(Dataset excerpts)
## start

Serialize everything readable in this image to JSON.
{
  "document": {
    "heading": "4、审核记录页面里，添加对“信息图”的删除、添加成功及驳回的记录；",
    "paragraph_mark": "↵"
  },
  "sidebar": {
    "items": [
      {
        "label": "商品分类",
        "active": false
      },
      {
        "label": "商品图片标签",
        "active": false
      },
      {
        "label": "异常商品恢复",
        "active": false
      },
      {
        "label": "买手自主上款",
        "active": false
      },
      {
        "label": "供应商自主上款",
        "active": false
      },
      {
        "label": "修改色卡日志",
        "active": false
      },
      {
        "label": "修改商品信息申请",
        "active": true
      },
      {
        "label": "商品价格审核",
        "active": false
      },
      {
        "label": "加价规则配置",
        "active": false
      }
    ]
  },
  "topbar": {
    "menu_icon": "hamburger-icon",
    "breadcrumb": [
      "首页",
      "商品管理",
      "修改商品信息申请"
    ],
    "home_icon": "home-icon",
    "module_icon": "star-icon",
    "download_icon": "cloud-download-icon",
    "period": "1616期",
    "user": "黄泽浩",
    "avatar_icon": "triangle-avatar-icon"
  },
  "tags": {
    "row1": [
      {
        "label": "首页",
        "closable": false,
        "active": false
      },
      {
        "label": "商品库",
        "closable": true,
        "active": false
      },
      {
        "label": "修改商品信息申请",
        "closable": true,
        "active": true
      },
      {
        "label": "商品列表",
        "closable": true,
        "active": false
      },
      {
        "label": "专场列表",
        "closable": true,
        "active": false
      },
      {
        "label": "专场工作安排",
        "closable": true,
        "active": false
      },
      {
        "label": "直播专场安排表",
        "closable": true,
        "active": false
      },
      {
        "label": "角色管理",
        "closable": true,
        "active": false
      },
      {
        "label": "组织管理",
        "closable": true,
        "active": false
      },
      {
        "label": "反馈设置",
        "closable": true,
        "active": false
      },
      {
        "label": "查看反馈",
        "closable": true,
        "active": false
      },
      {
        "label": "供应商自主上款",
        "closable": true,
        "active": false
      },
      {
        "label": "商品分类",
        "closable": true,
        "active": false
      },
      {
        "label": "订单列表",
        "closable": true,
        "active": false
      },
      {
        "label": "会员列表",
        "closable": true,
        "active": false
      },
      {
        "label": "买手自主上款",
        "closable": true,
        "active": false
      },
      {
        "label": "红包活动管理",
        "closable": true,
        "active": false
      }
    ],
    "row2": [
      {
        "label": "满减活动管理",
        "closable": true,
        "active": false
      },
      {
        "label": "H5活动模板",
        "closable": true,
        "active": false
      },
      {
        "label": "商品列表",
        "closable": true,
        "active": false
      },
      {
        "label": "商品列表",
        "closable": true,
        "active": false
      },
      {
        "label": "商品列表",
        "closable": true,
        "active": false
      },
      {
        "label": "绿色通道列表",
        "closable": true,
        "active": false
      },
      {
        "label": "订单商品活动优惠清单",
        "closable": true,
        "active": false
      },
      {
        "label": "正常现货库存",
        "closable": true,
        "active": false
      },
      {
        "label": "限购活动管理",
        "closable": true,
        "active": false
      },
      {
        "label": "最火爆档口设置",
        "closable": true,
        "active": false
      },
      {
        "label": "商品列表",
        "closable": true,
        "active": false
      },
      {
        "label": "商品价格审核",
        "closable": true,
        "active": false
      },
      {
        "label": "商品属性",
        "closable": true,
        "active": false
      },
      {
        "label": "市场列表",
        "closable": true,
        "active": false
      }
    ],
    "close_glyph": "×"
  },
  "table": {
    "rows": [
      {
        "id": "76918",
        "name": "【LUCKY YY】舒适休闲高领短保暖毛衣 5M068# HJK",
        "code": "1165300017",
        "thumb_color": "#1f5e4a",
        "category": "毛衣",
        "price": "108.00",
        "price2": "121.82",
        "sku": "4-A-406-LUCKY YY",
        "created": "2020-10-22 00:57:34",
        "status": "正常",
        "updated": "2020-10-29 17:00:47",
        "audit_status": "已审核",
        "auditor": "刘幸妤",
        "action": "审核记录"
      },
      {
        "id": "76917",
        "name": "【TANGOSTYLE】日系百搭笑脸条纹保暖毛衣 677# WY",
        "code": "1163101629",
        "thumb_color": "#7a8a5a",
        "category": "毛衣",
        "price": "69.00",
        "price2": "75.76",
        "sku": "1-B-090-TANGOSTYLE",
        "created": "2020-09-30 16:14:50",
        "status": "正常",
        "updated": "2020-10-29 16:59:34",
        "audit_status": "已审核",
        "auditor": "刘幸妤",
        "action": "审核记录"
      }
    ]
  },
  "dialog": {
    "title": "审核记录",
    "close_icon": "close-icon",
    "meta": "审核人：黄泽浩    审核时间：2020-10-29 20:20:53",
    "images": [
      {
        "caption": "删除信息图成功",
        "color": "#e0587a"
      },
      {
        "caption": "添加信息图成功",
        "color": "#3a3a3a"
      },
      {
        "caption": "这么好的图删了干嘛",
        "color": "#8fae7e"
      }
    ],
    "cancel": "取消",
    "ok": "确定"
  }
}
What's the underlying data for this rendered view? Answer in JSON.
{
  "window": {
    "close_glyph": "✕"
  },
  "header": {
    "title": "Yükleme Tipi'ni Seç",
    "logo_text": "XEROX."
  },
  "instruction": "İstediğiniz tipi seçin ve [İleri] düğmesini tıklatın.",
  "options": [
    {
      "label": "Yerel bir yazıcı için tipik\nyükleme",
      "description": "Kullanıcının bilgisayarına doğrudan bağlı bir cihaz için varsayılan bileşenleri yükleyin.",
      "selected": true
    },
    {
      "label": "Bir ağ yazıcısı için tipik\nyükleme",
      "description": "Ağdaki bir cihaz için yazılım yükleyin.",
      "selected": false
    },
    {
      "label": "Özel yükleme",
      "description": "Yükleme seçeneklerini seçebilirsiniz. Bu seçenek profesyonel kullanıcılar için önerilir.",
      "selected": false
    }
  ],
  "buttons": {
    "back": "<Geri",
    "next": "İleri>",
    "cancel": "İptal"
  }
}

## end

*INSTRUCTION:* Copy out each line of the material that holds the word "created".

*RESPONSE TO THE TASK:*
        "created": "2020-10-22 00:57:34",
        "created": "2020-09-30 16:14:50",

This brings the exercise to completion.